* **EXTRACTED DATA**:
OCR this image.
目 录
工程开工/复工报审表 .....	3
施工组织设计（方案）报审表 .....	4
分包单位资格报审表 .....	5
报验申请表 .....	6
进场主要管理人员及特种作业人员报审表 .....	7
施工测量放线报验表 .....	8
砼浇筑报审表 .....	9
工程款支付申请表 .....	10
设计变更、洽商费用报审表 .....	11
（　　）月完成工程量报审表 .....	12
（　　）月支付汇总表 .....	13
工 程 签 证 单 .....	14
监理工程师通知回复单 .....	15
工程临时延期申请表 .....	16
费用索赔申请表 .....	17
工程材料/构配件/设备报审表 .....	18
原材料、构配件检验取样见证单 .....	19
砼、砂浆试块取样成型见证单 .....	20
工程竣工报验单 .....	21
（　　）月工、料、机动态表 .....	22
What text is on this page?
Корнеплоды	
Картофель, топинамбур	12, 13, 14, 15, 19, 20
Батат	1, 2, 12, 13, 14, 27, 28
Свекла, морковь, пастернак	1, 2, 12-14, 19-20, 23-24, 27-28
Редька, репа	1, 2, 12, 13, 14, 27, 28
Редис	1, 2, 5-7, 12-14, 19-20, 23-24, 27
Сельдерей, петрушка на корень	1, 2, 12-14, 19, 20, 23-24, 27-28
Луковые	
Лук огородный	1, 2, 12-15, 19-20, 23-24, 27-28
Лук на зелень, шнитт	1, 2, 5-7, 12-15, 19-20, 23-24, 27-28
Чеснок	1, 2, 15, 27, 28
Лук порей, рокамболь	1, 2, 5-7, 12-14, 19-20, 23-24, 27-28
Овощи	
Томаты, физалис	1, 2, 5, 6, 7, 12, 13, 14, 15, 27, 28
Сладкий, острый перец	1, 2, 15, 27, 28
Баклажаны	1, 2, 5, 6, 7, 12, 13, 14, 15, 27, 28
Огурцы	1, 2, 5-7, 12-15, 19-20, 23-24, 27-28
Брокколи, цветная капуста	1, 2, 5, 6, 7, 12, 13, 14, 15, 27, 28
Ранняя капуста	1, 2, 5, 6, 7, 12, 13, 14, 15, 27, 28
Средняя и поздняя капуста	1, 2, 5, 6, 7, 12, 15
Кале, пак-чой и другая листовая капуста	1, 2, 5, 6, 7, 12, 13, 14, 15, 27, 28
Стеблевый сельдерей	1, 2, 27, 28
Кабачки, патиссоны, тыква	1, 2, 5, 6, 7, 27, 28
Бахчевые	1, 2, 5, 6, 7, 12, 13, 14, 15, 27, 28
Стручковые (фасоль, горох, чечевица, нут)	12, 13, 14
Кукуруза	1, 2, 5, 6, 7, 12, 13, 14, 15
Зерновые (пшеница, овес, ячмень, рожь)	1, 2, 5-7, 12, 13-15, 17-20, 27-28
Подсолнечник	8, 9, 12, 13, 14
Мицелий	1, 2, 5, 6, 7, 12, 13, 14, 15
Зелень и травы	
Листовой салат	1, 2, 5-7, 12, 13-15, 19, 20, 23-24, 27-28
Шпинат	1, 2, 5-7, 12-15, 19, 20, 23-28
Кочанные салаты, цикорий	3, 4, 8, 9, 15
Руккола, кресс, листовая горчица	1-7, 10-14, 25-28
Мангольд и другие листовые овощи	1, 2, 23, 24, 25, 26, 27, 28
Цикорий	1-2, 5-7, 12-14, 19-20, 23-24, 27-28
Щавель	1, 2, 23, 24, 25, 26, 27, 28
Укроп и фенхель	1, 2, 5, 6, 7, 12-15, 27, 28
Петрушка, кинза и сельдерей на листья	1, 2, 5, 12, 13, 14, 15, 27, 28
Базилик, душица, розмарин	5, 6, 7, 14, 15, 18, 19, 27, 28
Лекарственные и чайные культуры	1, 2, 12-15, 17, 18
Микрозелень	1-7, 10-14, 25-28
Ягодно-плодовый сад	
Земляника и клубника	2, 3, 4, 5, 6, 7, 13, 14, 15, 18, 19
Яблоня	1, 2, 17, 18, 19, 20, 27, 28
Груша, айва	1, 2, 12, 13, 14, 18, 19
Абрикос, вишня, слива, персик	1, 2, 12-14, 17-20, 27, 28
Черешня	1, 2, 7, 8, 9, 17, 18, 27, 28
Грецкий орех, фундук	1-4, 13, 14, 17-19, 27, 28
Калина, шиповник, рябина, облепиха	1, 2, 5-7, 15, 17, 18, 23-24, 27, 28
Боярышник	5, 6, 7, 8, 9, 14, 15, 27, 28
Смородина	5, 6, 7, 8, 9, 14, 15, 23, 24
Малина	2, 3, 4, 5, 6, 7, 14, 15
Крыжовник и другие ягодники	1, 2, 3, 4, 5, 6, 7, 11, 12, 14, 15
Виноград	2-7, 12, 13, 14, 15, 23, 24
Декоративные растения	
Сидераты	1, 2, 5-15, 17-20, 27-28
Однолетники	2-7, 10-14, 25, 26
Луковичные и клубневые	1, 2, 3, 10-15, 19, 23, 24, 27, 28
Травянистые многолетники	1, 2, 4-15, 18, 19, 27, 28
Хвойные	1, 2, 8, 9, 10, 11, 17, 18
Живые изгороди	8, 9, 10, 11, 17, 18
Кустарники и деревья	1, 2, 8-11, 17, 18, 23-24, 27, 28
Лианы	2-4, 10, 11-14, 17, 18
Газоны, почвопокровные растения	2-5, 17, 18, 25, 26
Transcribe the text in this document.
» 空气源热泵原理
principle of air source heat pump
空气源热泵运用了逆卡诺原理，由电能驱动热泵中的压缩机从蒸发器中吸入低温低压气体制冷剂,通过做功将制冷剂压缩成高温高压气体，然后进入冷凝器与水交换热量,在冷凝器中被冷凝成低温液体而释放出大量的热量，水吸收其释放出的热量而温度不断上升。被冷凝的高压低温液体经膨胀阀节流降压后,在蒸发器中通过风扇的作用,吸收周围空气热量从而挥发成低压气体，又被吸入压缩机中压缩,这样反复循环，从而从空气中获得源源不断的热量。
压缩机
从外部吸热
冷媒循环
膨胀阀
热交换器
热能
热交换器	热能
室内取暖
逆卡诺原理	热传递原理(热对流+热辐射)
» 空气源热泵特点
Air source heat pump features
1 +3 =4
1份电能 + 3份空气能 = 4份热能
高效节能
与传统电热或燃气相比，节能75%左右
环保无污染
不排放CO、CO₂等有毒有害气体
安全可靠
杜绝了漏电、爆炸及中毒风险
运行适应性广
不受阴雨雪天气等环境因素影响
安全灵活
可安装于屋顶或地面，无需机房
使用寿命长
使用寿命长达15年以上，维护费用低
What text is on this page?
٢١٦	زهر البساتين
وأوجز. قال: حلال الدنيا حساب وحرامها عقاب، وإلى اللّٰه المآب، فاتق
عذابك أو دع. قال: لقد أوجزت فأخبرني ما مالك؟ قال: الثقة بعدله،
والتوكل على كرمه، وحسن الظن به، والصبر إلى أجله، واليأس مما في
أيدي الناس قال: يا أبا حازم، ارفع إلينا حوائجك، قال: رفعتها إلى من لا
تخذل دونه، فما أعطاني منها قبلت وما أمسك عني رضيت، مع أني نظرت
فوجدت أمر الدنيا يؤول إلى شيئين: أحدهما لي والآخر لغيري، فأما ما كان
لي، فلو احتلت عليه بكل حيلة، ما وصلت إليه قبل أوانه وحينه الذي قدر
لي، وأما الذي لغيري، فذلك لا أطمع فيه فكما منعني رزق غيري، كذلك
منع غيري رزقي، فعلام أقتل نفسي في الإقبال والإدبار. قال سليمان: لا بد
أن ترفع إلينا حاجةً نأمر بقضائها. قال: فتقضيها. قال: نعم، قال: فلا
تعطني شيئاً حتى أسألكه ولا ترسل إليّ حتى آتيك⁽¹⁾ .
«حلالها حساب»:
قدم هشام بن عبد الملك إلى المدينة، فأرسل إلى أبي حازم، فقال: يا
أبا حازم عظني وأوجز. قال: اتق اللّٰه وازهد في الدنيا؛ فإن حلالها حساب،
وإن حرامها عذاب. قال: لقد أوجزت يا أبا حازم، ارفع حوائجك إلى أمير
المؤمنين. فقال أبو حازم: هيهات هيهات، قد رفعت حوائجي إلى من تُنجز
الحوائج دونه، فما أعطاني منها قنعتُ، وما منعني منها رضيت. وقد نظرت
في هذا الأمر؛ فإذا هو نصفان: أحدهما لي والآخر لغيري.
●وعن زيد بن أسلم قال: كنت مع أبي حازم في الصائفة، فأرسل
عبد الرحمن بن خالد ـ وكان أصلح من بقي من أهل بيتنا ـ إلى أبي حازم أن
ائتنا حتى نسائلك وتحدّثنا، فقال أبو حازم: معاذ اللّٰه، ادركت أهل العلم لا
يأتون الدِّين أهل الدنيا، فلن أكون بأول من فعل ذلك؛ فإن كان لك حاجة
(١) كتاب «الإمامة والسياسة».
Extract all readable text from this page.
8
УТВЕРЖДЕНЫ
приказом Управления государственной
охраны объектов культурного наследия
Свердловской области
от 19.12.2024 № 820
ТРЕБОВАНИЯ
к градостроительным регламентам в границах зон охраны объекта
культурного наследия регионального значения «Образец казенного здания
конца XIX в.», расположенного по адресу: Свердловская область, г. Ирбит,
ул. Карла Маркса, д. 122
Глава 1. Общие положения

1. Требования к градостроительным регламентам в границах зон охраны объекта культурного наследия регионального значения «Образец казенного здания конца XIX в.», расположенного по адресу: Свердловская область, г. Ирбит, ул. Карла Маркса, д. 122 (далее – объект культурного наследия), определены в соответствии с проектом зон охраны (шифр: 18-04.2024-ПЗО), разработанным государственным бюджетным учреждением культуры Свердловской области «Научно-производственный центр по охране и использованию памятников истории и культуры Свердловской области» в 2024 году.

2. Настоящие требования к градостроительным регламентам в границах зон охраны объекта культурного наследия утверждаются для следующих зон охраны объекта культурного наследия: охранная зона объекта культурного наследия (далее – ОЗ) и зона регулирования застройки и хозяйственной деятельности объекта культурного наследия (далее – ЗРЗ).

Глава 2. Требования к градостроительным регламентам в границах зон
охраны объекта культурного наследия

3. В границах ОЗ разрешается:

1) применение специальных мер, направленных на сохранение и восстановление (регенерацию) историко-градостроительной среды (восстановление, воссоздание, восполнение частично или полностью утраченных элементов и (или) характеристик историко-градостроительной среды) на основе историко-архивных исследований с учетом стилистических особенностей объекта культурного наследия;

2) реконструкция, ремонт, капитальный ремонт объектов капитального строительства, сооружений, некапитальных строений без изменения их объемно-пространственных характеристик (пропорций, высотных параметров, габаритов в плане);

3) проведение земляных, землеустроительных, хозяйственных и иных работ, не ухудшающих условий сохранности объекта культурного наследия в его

* **REQUIREMENTS**: Your task is to collect every line above that contains the word "حلالها".

* **CORRECT RESULT**:
«حلالها حساب»:
أبا حازم عظني وأوجز. قال: اتق اللّٰه وازهد في الدنيا؛ فإن حلالها حساب،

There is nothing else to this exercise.